Here are some entries; quote each one exactly.

──────── Records for processing

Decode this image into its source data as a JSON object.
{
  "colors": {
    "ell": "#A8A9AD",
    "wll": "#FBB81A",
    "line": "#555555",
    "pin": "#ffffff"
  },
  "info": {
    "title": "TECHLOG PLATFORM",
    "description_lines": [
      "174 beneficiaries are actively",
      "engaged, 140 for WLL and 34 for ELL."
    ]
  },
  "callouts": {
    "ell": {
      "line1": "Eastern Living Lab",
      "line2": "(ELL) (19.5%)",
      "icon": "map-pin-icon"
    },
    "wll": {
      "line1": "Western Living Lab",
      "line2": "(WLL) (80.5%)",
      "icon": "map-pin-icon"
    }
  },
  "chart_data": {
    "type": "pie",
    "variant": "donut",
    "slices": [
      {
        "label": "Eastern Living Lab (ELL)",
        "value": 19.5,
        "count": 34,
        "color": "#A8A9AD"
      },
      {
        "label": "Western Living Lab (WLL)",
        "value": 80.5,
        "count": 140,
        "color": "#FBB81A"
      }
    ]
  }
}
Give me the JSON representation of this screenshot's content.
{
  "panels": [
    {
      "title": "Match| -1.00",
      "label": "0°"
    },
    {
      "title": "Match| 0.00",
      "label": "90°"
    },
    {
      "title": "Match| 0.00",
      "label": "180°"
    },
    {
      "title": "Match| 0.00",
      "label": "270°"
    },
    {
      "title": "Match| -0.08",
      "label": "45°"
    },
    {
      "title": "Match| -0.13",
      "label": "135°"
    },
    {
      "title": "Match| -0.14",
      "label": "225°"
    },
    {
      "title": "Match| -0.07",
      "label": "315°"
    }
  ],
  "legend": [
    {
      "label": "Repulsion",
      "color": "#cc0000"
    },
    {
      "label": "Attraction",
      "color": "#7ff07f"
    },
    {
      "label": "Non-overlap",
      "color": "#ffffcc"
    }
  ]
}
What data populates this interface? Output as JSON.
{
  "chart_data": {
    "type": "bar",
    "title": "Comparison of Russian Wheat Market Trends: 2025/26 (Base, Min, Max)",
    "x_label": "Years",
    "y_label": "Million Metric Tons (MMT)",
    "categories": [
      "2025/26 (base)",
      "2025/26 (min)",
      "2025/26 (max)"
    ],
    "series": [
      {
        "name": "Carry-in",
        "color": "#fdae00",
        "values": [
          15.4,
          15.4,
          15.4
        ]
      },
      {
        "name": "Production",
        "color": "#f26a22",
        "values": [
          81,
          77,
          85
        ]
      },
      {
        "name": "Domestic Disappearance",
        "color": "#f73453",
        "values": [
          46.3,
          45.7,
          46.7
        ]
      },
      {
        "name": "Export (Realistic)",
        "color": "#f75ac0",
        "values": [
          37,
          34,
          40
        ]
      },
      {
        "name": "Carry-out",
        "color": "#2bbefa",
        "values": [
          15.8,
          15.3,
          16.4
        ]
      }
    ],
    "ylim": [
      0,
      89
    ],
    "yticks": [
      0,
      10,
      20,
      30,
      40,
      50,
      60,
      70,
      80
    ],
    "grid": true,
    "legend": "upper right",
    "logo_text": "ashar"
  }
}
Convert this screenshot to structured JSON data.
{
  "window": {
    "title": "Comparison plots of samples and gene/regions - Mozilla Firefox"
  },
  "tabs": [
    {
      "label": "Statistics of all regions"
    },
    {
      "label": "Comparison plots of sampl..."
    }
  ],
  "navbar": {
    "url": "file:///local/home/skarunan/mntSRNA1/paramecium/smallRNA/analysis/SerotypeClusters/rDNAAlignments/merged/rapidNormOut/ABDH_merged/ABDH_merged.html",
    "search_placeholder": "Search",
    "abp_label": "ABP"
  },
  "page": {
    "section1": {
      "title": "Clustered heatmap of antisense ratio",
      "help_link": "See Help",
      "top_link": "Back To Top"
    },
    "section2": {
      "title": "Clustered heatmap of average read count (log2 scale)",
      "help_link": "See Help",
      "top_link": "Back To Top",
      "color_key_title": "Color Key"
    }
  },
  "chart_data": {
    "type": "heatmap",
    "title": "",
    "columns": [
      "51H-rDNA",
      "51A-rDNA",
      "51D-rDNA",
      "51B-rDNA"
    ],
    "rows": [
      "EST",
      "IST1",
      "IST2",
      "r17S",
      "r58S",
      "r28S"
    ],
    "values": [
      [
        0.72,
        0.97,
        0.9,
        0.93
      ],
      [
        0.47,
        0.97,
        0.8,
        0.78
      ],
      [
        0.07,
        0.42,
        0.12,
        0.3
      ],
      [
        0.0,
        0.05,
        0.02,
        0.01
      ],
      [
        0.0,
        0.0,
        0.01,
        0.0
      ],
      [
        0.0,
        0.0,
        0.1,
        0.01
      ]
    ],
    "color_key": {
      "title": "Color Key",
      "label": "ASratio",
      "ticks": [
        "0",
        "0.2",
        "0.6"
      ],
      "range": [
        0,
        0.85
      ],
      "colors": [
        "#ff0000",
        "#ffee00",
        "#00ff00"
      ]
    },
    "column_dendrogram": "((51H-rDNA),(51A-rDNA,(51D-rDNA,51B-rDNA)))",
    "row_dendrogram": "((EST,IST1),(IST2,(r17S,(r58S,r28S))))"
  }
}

────────────────

## Solution to this task:
Decode this image into its source data as a JSON object.
{
  "colors": {
    "ell": "#A8A9AD",
    "wll": "#FBB81A",
    "line": "#555555",
    "pin": "#ffffff"
  },
  "info": {
    "title": "TECHLOG PLATFORM",
    "description_lines": [
      "174 beneficiaries are actively",
      "engaged, 140 for WLL and 34 for ELL."
    ]
  },
  "callouts": {
    "ell": {
      "line1": "Eastern Living Lab",
      "line2": "(ELL) (19.5%)",
      "icon": "map-pin-icon"
    },
    "wll": {
      "line1": "Western Living Lab",
      "line2": "(WLL) (80.5%)",
      "icon": "map-pin-icon"
    }
  },
  "chart_data": {
    "type": "pie",
    "variant": "donut",
    "slices": [
      {
        "label": "Eastern Living Lab (ELL)",
        "value": 19.5,
        "count": 34,
        "color": "#A8A9AD"
      },
      {
        "label": "Western Living Lab (WLL)",
        "value": 80.5,
        "count": 140,
        "color": "#FBB81A"
      }
    ]
  }
}
Give me the JSON representation of this screenshot's content.
{
  "panels": [
    {
      "title": "Match| -1.00",
      "label": "0°"
    },
    {
      "title": "Match| 0.00",
      "label": "90°"
    },
    {
      "title": "Match| 0.00",
      "label": "180°"
    },
    {
      "title": "Match| 0.00",
      "label": "270°"
    },
    {
      "title": "Match| -0.08",
      "label": "45°"
    },
    {
      "title": "Match| -0.13",
      "label": "135°"
    },
    {
      "title": "Match| -0.14",
      "label": "225°"
    },
    {
      "title": "Match| -0.07",
      "label": "315°"
    }
  ],
  "legend": [
    {
      "label": "Repulsion",
      "color": "#cc0000"
    },
    {
      "label": "Attraction",
      "color": "#7ff07f"
    },
    {
      "label": "Non-overlap",
      "color": "#ffffcc"
    }
  ]
}
What data populates this interface? Output as JSON.
{
  "chart_data": {
    "type": "bar",
    "title": "Comparison of Russian Wheat Market Trends: 2025/26 (Base, Min, Max)",
    "x_label": "Years",
    "y_label": "Million Metric Tons (MMT)",
    "categories": [
      "2025/26 (base)",
      "2025/26 (min)",
      "2025/26 (max)"
    ],
    "series": [
      {
        "name": "Carry-in",
        "color": "#fdae00",
        "values": [
          15.4,
          15.4,
          15.4
        ]
      },
      {
        "name": "Production",
        "color": "#f26a22",
        "values": [
          81,
          77,
          85
        ]
      },
      {
        "name": "Domestic Disappearance",
        "color": "#f73453",
        "values": [
          46.3,
          45.7,
          46.7
        ]
      },
      {
        "name": "Export (Realistic)",
        "color": "#f75ac0",
        "values": [
          37,
          34,
          40
        ]
      },
      {
        "name": "Carry-out",
        "color": "#2bbefa",
        "values": [
          15.8,
          15.3,
          16.4
        ]
      }
    ],
    "ylim": [
      0,
      89
    ],
    "yticks": [
      0,
      10,
      20,
      30,
      40,
      50,
      60,
      70,
      80
    ],
    "grid": true,
    "legend": "upper right",
    "logo_text": "ashar"
  }
}
Convert this screenshot to structured JSON data.
{
  "window": {
    "title": "Comparison plots of samples and gene/regions - Mozilla Firefox"
  },
  "tabs": [
    {
      "label": "Statistics of all regions"
    },
    {
      "label": "Comparison plots of sampl..."
    }
  ],
  "navbar": {
    "url": "file:///local/home/skarunan/mntSRNA1/paramecium/smallRNA/analysis/SerotypeClusters/rDNAAlignments/merged/rapidNormOut/ABDH_merged/ABDH_merged.html",
    "search_placeholder": "Search",
    "abp_label": "ABP"
  },
  "page": {
    "section1": {
      "title": "Clustered heatmap of antisense ratio",
      "help_link": "See Help",
      "top_link": "Back To Top"
    },
    "section2": {
      "title": "Clustered heatmap of average read count (log2 scale)",
      "help_link": "See Help",
      "top_link": "Back To Top",
      "color_key_title": "Color Key"
    }
  },
  "chart_data": {
    "type": "heatmap",
    "title": "",
    "columns": [
      "51H-rDNA",
      "51A-rDNA",
      "51D-rDNA",
      "51B-rDNA"
    ],
    "rows": [
      "EST",
      "IST1",
      "IST2",
      "r17S",
      "r58S",
      "r28S"
    ],
    "values": [
      [
        0.72,
        0.97,
        0.9,
        0.93
      ],
      [
        0.47,
        0.97,
        0.8,
        0.78
      ],
      [
        0.07,
        0.42,
        0.12,
        0.3
      ],
      [
        0.0,
        0.05,
        0.02,
        0.01
      ],
      [
        0.0,
        0.0,
        0.01,
        0.0
      ],
      [
        0.0,
        0.0,
        0.1,
        0.01
      ]
    ],
    "color_key": {
      "title": "Color Key",
      "label": "ASratio",
      "ticks": [
        "0",
        "0.2",
        "0.6"
      ],
      "range": [
        0,
        0.85
      ],
      "colors": [
        "#ff0000",
        "#ffee00",
        "#00ff00"
      ]
    },
    "column_dendrogram": "((51H-rDNA),(51A-rDNA,(51D-rDNA,51B-rDNA)))",
    "row_dendrogram": "((EST,IST1),(IST2,(r17S,(r58S,r28S))))"
  }
}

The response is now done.